Data entries:
-=-=-
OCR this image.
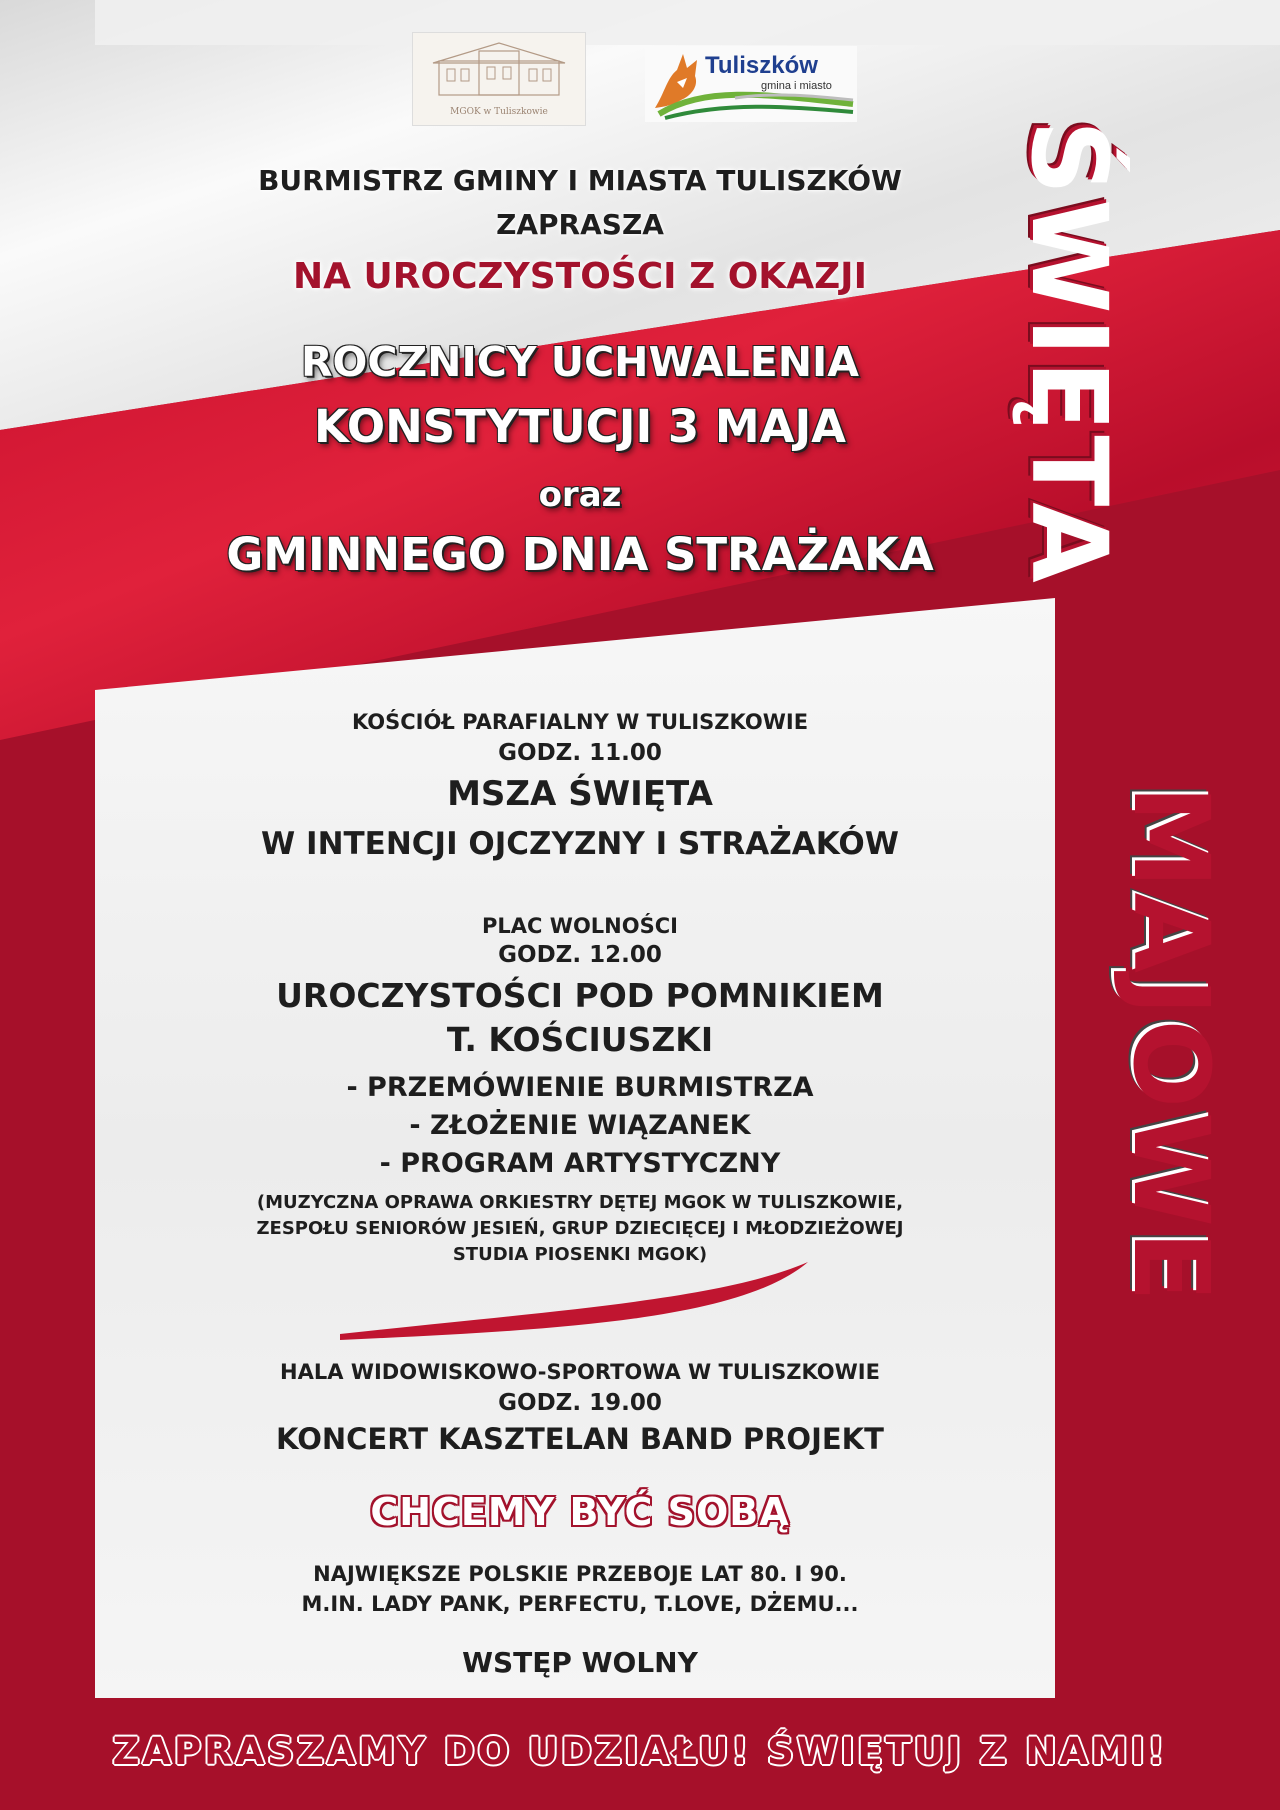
MGOK w Tuliszkowie
Tuliszków
gmina i miasto
BURMISTRZ GMINY I MIASTA TULISZKÓW
ZAPRASZA
NA UROCZYSTOŚCI Z OKAZJI
ROCZNICY UCHWALENIA
KONSTYTUCJI 3 MAJA
oraz
GMINNEGO DNIA STRAŻAKA ŚWIĘTA
MAJOWE
KOŚCIÓŁ PARAFIALNY W TULISZKOWIE
GODZ. 11.00
MSZA ŚWIĘTA
W INTENCJI OJCZYZNY I STRAŻAKÓW
PLAC WOLNOŚCI
GODZ. 12.00
UROCZYSTOŚCI POD POMNIKIEM
T. KOŚCIUSZKI
- PRZEMÓWIENIE BURMISTRZA
- ZŁOŻENIE WIĄZANEK
- PROGRAM ARTYSTYCZNY
(MUZYCZNA OPRAWA ORKIESTRY DĘTEJ MGOK W TULISZKOWIE,
ZESPOŁU SENIORÓW JESIEŃ, GRUP DZIECIĘCEJ I MŁODZIEŻOWEJ
STUDIA PIOSENKI MGOK)
HALA WIDOWISKOWO-SPORTOWA W TULISZKOWIE
GODZ. 19.00
KONCERT KASZTELAN BAND PROJEKT
CHCEMY BYĆ SOBĄ
NAJWIĘKSZE POLSKIE PRZEBOJE LAT 80. I 90.
M.IN. LADY PANK, PERFECTU, T.LOVE, DŻEMU...
WSTĘP WOLNY
ZAPRASZAMY DO UDZIAŁU! ŚWIĘTUJ Z NAMI!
-=-=-
* What you should do
Make an exact copy of all the material, but keep the pictures out of it.

* Response to the task
OCR this image.
MGOK w Tuliszkowie
Tuliszków
gmina i miasto
BURMISTRZ GMINY I MIASTA TULISZKÓW
ZAPRASZA
NA UROCZYSTOŚCI Z OKAZJI
ROCZNICY UCHWALENIA
KONSTYTUCJI 3 MAJA
oraz
GMINNEGO DNIA STRAŻAKA ŚWIĘTA
MAJOWE
KOŚCIÓŁ PARAFIALNY W TULISZKOWIE
GODZ. 11.00
MSZA ŚWIĘTA
W INTENCJI OJCZYZNY I STRAŻAKÓW
PLAC WOLNOŚCI
GODZ. 12.00
UROCZYSTOŚCI POD POMNIKIEM
T. KOŚCIUSZKI
- PRZEMÓWIENIE BURMISTRZA
- ZŁOŻENIE WIĄZANEK
- PROGRAM ARTYSTYCZNY
(MUZYCZNA OPRAWA ORKIESTRY DĘTEJ MGOK W TULISZKOWIE,
ZESPOŁU SENIORÓW JESIEŃ, GRUP DZIECIĘCEJ I MŁODZIEŻOWEJ
STUDIA PIOSENKI MGOK)
HALA WIDOWISKOWO-SPORTOWA W TULISZKOWIE
GODZ. 19.00
KONCERT KASZTELAN BAND PROJEKT
CHCEMY BYĆ SOBĄ
NAJWIĘKSZE POLSKIE PRZEBOJE LAT 80. I 90.
M.IN. LADY PANK, PERFECTU, T.LOVE, DŻEMU...
WSTĘP WOLNY
ZAPRASZAMY DO UDZIAŁU! ŚWIĘTUJ Z NAMI!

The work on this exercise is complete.